Stated goal: Consider the data that follows and state how many lines contain the string "rise", using the number alone.

Raw data:
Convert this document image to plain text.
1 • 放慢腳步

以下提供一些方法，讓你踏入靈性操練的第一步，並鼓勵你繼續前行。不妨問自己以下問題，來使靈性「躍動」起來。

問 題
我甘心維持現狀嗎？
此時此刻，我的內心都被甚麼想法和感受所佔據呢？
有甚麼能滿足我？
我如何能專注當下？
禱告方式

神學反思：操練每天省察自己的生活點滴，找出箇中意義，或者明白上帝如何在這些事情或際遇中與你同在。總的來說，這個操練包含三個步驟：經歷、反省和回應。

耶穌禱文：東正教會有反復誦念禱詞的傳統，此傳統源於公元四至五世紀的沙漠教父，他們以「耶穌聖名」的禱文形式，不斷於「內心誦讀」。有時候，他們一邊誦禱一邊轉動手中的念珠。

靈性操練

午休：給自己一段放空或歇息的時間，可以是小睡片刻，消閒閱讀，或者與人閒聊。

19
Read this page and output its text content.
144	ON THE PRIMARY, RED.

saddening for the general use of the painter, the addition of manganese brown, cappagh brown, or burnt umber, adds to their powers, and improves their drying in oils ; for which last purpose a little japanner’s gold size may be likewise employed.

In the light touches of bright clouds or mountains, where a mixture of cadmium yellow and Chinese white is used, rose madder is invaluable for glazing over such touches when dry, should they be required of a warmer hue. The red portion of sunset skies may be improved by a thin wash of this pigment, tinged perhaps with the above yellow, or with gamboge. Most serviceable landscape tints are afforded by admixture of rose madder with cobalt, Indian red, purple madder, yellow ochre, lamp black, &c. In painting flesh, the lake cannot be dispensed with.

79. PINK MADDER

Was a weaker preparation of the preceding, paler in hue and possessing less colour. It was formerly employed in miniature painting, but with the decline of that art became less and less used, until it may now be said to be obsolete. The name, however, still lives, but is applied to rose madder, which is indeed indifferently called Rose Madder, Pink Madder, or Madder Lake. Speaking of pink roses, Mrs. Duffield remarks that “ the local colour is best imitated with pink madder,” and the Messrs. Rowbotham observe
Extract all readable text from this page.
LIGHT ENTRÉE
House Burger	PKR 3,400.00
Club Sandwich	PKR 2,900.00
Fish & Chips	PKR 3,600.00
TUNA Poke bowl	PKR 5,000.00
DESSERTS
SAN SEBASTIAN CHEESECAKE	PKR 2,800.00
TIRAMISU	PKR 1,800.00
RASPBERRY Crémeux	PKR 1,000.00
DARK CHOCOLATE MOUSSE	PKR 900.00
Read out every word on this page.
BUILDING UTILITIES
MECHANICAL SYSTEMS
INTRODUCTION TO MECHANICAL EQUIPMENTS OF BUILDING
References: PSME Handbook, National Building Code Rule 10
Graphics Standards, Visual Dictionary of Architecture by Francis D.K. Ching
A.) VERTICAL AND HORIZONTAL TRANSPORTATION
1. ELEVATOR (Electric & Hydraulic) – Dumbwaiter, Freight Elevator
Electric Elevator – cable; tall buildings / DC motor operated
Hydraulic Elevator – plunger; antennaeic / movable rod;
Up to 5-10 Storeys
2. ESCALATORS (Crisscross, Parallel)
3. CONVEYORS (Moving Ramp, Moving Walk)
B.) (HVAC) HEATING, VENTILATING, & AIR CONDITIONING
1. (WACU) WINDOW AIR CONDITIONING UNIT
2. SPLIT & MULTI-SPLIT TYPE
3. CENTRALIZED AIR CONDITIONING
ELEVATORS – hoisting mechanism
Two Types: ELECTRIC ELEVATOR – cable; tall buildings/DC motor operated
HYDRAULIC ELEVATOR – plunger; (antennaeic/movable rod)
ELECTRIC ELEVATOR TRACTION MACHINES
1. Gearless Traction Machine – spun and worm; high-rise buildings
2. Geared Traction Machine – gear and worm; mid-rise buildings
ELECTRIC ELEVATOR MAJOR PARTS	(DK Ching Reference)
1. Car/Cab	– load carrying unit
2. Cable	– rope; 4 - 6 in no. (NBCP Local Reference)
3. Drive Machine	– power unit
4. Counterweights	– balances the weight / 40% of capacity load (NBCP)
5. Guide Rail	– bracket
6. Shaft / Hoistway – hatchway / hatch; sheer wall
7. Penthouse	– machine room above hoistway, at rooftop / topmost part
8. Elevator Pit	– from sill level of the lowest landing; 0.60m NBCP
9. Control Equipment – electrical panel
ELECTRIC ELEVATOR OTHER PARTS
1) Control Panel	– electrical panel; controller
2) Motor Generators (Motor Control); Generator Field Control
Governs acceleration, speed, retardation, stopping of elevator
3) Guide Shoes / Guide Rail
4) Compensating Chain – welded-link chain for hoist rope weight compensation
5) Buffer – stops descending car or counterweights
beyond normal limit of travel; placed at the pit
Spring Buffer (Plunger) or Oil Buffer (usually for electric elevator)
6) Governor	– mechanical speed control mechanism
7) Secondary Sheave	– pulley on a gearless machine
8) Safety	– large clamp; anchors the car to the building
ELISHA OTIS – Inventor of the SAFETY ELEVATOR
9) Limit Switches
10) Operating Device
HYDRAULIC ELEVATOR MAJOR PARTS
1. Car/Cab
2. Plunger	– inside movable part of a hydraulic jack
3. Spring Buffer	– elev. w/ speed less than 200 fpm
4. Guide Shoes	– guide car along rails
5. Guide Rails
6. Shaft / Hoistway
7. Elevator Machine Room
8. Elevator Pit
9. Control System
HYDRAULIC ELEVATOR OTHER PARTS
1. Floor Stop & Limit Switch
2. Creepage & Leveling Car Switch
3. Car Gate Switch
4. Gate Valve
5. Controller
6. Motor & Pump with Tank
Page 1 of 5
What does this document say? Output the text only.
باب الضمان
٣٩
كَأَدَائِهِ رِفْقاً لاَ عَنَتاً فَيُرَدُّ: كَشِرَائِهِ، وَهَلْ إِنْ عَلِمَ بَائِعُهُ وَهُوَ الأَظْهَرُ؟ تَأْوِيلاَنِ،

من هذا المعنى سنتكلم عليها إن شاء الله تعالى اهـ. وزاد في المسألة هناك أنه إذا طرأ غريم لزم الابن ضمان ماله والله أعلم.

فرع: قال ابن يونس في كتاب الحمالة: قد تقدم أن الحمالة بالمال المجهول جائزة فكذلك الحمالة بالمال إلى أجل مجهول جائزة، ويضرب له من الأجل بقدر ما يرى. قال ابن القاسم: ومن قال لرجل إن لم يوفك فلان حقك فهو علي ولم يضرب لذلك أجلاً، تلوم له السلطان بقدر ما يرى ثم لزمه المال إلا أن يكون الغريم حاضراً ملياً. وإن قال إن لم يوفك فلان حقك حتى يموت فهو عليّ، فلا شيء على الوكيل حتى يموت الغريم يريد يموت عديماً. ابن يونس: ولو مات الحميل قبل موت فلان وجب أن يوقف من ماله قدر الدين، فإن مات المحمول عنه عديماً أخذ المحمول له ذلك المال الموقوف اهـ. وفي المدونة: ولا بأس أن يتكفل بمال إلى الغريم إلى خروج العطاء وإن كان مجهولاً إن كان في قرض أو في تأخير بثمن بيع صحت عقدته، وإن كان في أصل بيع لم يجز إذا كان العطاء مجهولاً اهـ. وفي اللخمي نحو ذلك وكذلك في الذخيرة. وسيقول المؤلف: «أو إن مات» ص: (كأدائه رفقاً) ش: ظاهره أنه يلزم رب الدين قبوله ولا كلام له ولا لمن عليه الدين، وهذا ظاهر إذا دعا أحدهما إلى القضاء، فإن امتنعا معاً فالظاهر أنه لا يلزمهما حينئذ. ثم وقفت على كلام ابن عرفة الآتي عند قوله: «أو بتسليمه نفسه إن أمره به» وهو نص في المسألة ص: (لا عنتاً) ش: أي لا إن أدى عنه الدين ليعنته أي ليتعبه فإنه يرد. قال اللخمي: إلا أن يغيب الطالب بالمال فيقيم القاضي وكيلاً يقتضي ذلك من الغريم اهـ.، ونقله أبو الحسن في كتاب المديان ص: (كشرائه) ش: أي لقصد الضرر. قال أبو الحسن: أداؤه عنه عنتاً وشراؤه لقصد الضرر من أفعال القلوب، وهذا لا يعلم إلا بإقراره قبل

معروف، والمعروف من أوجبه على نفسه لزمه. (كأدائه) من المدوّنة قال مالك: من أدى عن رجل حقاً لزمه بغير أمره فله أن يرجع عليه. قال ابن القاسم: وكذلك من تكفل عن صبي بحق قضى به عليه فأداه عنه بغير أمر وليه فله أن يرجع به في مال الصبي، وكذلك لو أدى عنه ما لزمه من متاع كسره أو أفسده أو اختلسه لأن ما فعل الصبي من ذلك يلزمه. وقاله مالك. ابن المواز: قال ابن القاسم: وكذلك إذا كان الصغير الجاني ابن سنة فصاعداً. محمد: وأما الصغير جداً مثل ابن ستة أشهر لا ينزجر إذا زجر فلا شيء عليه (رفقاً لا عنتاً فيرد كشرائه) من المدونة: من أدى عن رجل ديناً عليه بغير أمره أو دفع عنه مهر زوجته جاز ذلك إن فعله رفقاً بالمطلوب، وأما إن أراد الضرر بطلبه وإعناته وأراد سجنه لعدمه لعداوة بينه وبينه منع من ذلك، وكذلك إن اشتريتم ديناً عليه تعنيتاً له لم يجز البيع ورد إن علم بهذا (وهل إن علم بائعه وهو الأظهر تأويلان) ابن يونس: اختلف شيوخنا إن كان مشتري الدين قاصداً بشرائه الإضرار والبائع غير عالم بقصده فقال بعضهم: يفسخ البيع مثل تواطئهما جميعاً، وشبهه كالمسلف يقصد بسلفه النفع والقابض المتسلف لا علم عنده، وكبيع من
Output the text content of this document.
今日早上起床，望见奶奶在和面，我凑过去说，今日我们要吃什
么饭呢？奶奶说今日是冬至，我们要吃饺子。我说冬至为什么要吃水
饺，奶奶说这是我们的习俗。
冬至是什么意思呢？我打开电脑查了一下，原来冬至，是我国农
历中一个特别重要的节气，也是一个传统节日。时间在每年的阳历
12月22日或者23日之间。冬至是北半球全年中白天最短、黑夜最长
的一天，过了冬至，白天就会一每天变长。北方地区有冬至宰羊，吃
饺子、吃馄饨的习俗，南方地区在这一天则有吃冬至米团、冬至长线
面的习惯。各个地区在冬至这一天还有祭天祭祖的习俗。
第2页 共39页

Reply: 2